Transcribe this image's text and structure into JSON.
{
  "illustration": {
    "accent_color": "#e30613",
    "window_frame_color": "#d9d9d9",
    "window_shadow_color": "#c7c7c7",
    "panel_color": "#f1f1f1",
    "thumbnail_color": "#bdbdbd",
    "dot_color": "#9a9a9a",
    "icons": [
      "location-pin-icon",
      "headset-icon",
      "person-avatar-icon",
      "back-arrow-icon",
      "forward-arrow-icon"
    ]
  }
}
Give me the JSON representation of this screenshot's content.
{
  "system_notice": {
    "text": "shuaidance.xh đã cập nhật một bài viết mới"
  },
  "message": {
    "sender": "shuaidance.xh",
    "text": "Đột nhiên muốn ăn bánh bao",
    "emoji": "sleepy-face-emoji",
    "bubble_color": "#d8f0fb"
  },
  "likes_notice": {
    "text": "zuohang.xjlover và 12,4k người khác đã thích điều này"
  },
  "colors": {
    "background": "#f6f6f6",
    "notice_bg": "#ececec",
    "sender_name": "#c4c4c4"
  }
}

____________________

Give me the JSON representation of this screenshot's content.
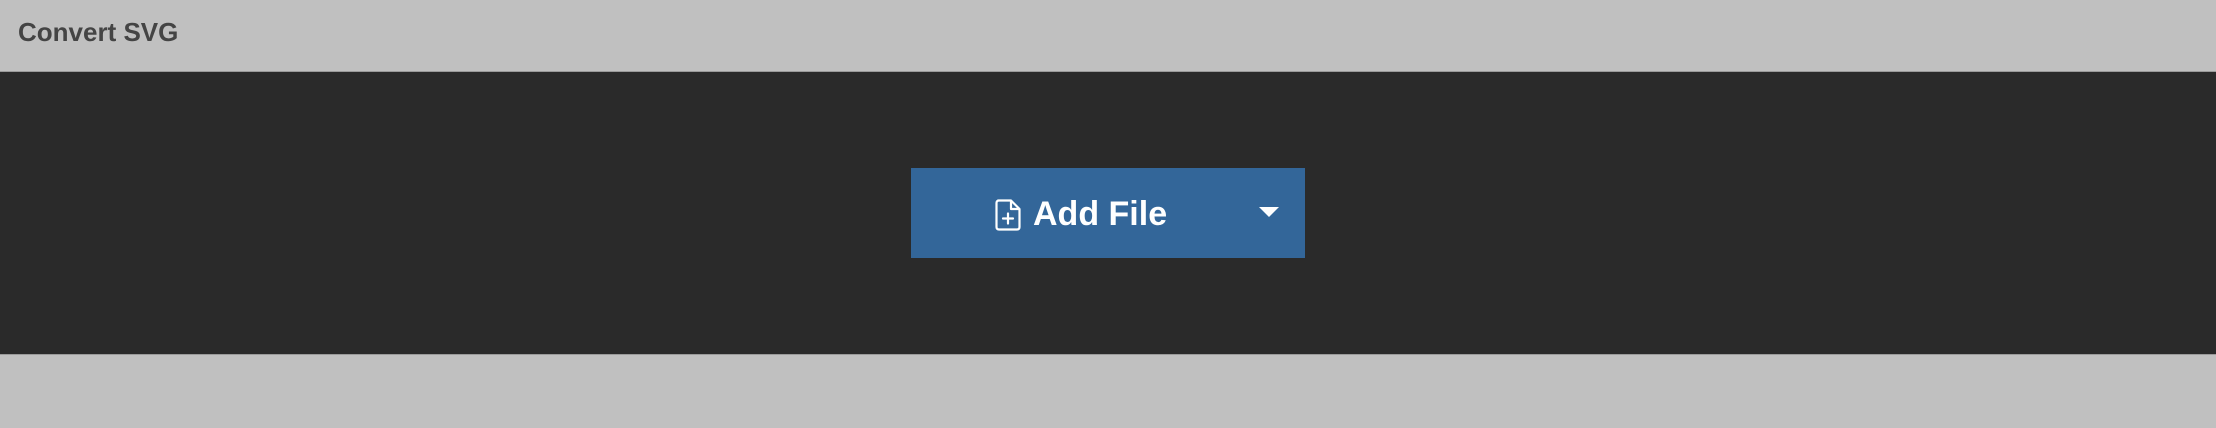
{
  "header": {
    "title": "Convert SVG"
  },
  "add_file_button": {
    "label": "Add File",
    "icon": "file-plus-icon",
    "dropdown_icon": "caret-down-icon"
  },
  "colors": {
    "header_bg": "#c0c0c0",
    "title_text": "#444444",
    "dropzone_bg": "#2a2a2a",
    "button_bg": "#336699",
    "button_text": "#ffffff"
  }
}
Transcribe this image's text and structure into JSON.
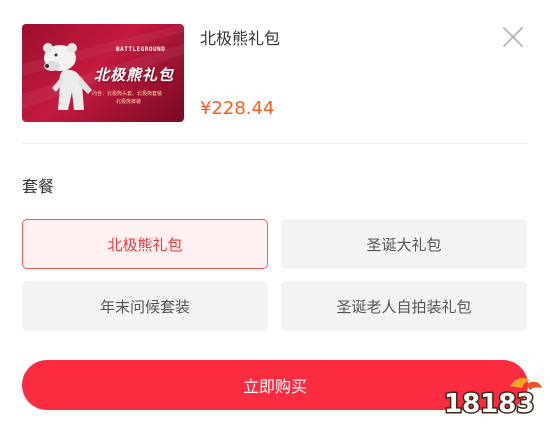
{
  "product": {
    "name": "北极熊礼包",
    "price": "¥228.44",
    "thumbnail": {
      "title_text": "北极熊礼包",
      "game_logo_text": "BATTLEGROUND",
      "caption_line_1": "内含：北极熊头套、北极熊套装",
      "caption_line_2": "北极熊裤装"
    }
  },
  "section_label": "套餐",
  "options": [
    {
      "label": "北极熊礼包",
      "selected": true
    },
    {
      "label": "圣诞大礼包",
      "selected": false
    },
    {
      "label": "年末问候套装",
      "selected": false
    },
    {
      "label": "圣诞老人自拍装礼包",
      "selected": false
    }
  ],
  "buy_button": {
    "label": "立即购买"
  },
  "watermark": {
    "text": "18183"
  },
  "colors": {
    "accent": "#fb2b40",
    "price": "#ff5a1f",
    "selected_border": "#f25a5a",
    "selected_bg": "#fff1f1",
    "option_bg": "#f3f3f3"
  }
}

____________________

Aim:
Collect the complete line wherever the string "北极熊礼包" appears in the records.

The reply:
    "name": "北极熊礼包",
      "title_text": "北极熊礼包",
      "label": "北极熊礼包",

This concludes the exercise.